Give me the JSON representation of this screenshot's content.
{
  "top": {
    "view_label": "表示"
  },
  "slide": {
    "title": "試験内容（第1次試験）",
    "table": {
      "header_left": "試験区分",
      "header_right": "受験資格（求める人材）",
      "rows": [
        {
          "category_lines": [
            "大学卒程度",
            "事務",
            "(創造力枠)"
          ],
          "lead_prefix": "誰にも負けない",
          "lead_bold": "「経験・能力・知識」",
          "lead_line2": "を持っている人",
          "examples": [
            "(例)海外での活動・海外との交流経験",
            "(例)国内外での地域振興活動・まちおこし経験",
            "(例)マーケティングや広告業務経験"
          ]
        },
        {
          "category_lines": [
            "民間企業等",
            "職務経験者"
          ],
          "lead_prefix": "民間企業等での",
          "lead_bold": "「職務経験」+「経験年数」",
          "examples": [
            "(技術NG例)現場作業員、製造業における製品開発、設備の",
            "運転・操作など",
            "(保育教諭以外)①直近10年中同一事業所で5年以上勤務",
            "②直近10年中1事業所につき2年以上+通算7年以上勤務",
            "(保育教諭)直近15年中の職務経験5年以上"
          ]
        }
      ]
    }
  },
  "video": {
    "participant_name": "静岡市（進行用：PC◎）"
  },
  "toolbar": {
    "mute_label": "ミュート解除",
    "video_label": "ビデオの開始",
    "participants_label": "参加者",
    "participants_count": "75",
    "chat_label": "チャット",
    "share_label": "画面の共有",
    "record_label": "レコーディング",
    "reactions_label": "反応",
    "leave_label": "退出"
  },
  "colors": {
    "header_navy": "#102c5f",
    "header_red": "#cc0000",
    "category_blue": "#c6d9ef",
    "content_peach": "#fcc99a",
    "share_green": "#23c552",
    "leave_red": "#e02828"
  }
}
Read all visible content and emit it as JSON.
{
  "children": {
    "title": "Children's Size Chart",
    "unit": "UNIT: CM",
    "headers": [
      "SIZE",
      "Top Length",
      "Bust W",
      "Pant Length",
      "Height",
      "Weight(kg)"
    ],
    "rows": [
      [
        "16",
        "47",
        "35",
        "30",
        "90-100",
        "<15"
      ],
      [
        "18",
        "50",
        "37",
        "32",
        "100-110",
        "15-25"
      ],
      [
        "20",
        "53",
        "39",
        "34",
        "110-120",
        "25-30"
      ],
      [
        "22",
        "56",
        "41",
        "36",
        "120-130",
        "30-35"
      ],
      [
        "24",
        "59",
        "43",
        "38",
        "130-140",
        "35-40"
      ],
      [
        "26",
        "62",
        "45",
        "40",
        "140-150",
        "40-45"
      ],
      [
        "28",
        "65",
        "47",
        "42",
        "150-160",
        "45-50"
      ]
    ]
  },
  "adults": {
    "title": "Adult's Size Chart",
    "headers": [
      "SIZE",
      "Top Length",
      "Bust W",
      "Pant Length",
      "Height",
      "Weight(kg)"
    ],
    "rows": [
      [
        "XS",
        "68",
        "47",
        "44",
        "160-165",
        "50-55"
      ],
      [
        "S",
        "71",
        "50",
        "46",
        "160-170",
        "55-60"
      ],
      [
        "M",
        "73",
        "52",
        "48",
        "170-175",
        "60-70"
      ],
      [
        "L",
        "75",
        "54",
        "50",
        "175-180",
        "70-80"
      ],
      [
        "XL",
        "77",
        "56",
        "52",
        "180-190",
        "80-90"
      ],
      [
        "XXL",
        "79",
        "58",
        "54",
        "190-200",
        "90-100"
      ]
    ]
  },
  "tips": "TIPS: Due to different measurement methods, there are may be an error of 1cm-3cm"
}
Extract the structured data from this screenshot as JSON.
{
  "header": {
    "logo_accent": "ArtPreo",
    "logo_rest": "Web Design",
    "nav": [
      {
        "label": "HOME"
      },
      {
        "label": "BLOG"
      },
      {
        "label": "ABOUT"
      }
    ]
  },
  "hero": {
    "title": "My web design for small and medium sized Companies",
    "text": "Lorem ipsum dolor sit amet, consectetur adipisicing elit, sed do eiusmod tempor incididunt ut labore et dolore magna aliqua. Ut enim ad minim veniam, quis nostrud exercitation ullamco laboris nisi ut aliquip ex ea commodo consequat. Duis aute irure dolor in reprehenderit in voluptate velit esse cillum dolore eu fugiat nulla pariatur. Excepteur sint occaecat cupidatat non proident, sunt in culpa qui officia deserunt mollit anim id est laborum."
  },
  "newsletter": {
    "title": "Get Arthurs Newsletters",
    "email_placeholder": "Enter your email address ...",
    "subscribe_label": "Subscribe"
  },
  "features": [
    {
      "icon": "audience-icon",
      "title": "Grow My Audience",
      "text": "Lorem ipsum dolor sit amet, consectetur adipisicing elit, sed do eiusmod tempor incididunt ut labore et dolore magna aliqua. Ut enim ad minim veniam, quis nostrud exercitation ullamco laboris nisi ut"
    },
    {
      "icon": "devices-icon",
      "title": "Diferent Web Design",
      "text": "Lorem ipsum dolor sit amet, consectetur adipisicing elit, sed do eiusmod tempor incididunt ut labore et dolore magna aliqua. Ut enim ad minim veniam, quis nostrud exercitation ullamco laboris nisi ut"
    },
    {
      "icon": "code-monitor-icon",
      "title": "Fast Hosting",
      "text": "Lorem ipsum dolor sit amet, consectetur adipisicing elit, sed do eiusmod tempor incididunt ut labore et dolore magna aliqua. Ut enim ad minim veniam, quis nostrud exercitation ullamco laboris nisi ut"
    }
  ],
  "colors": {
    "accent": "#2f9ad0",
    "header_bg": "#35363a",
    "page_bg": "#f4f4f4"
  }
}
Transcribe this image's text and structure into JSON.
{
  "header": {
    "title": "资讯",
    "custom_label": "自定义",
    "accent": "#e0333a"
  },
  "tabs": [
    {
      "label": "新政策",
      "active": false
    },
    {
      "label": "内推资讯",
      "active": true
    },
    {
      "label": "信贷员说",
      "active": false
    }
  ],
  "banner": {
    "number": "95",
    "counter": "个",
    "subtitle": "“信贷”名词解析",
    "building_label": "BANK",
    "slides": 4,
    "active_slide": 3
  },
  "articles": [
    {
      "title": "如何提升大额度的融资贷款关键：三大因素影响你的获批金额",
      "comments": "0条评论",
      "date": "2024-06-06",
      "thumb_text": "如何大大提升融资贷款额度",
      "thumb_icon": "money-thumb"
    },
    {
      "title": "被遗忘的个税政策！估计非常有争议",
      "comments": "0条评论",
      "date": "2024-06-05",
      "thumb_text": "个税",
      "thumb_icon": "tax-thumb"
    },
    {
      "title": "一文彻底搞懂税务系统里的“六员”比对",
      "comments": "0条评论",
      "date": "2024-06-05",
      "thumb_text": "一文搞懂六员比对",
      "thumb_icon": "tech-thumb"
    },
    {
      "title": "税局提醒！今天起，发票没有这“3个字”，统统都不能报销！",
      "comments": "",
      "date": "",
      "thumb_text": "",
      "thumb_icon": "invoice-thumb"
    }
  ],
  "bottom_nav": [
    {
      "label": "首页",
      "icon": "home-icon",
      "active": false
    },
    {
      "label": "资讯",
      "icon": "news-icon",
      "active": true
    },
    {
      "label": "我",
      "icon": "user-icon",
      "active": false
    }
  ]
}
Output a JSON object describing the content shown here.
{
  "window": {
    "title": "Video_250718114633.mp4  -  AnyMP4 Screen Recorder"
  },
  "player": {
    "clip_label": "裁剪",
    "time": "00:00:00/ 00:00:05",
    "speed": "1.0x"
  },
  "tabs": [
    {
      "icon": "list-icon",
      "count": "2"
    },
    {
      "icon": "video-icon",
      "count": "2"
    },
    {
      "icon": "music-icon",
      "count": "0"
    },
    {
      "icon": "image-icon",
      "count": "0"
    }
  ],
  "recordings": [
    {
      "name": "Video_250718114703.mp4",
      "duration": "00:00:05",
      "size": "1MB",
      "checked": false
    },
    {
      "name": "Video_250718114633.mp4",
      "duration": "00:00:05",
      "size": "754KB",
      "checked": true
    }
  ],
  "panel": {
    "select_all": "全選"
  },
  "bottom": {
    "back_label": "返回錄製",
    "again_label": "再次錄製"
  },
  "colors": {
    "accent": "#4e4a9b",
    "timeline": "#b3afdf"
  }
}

====================

## SET EXERCISE
From the line holding "Output a JSON" to the last line of the records, quote each line exactly and add nothing.

## RESULT OF THIS EXERCISE
Output a JSON object describing the content shown here.
{
  "window": {
    "title": "Video_250718114633.mp4  -  AnyMP4 Screen Recorder"
  },
  "player": {
    "clip_label": "裁剪",
    "time": "00:00:00/ 00:00:05",
    "speed": "1.0x"
  },
  "tabs": [
    {
      "icon": "list-icon",
      "count": "2"
    },
    {
      "icon": "video-icon",
      "count": "2"
    },
    {
      "icon": "music-icon",
      "count": "0"
    },
    {
      "icon": "image-icon",
      "count": "0"
    }
  ],
  "recordings": [
    {
      "name": "Video_250718114703.mp4",
      "duration": "00:00:05",
      "size": "1MB",
      "checked": false
    },
    {
      "name": "Video_250718114633.mp4",
      "duration": "00:00:05",
      "size": "754KB",
      "checked": true
    }
  ],
  "panel": {
    "select_all": "全選"
  },
  "bottom": {
    "back_label": "返回錄製",
    "again_label": "再次錄製"
  },
  "colors": {
    "accent": "#4e4a9b",
    "timeline": "#b3afdf"
  }
}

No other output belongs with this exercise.